▸ EXERCISE DETAILS: Return every entry exactly as written.

Data records:
===

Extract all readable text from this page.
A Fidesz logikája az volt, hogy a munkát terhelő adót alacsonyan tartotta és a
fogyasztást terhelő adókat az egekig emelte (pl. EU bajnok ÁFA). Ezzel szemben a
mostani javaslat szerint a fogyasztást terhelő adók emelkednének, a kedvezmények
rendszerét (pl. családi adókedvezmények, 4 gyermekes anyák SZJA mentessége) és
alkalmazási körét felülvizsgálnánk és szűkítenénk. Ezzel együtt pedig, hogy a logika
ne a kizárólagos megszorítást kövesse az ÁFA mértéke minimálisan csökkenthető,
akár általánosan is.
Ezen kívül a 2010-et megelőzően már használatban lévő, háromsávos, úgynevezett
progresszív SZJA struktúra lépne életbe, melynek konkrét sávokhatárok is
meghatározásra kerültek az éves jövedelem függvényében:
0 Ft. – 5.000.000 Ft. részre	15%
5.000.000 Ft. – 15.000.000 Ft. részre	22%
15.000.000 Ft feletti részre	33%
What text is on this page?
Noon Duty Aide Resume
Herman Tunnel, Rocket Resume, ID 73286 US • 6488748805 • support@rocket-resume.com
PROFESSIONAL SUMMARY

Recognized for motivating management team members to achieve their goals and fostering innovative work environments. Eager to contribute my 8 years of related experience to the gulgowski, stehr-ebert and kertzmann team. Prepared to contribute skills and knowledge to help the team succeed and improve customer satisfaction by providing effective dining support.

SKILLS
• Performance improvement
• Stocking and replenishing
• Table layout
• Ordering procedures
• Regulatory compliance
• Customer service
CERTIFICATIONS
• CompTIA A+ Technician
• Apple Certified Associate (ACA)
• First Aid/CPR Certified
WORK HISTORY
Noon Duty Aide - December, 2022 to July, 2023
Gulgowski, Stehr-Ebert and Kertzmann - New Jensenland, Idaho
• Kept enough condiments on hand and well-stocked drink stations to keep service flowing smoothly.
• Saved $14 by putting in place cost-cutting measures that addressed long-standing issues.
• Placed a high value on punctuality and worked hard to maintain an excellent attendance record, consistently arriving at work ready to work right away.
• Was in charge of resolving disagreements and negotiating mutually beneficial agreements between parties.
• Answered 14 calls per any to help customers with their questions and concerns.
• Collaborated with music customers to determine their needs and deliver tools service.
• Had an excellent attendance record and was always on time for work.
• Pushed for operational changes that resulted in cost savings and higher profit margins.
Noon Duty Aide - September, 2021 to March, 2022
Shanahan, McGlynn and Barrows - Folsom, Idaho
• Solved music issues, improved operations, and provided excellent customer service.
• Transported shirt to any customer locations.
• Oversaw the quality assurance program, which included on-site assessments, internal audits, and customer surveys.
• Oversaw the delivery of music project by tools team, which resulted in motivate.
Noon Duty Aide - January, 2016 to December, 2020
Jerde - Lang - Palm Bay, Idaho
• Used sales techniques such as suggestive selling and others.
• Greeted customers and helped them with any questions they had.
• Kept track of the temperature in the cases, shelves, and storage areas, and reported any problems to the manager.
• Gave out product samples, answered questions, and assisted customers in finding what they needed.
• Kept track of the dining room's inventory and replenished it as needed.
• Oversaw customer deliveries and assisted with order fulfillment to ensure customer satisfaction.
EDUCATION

===

▸ ANSWER TO THIS PROBLEM:
Extract all readable text from this page.
A Fidesz logikája az volt, hogy a munkát terhelő adót alacsonyan tartotta és a
fogyasztást terhelő adókat az egekig emelte (pl. EU bajnok ÁFA). Ezzel szemben a
mostani javaslat szerint a fogyasztást terhelő adók emelkednének, a kedvezmények
rendszerét (pl. családi adókedvezmények, 4 gyermekes anyák SZJA mentessége) és
alkalmazási körét felülvizsgálnánk és szűkítenénk. Ezzel együtt pedig, hogy a logika
ne a kizárólagos megszorítást kövesse az ÁFA mértéke minimálisan csökkenthető,
akár általánosan is.
Ezen kívül a 2010-et megelőzően már használatban lévő, háromsávos, úgynevezett
progresszív SZJA struktúra lépne életbe, melynek konkrét sávokhatárok is
meghatározásra kerültek az éves jövedelem függvényében:
0 Ft. – 5.000.000 Ft. részre	15%
5.000.000 Ft. – 15.000.000 Ft. részre	22%
15.000.000 Ft feletti részre	33%
What text is on this page?
Noon Duty Aide Resume
Herman Tunnel, Rocket Resume, ID 73286 US • 6488748805 • support@rocket-resume.com
PROFESSIONAL SUMMARY

Recognized for motivating management team members to achieve their goals and fostering innovative work environments. Eager to contribute my 8 years of related experience to the gulgowski, stehr-ebert and kertzmann team. Prepared to contribute skills and knowledge to help the team succeed and improve customer satisfaction by providing effective dining support.

SKILLS
• Performance improvement
• Stocking and replenishing
• Table layout
• Ordering procedures
• Regulatory compliance
• Customer service
CERTIFICATIONS
• CompTIA A+ Technician
• Apple Certified Associate (ACA)
• First Aid/CPR Certified
WORK HISTORY
Noon Duty Aide - December, 2022 to July, 2023
Gulgowski, Stehr-Ebert and Kertzmann - New Jensenland, Idaho
• Kept enough condiments on hand and well-stocked drink stations to keep service flowing smoothly.
• Saved $14 by putting in place cost-cutting measures that addressed long-standing issues.
• Placed a high value on punctuality and worked hard to maintain an excellent attendance record, consistently arriving at work ready to work right away.
• Was in charge of resolving disagreements and negotiating mutually beneficial agreements between parties.
• Answered 14 calls per any to help customers with their questions and concerns.
• Collaborated with music customers to determine their needs and deliver tools service.
• Had an excellent attendance record and was always on time for work.
• Pushed for operational changes that resulted in cost savings and higher profit margins.
Noon Duty Aide - September, 2021 to March, 2022
Shanahan, McGlynn and Barrows - Folsom, Idaho
• Solved music issues, improved operations, and provided excellent customer service.
• Transported shirt to any customer locations.
• Oversaw the quality assurance program, which included on-site assessments, internal audits, and customer surveys.
• Oversaw the delivery of music project by tools team, which resulted in motivate.
Noon Duty Aide - January, 2016 to December, 2020
Jerde - Lang - Palm Bay, Idaho
• Used sales techniques such as suggestive selling and others.
• Greeted customers and helped them with any questions they had.
• Kept track of the temperature in the cases, shelves, and storage areas, and reported any problems to the manager.
• Gave out product samples, answered questions, and assisted customers in finding what they needed.
• Kept track of the dining room's inventory and replenished it as needed.
• Oversaw customer deliveries and assisted with order fulfillment to ensure customer satisfaction.
EDUCATION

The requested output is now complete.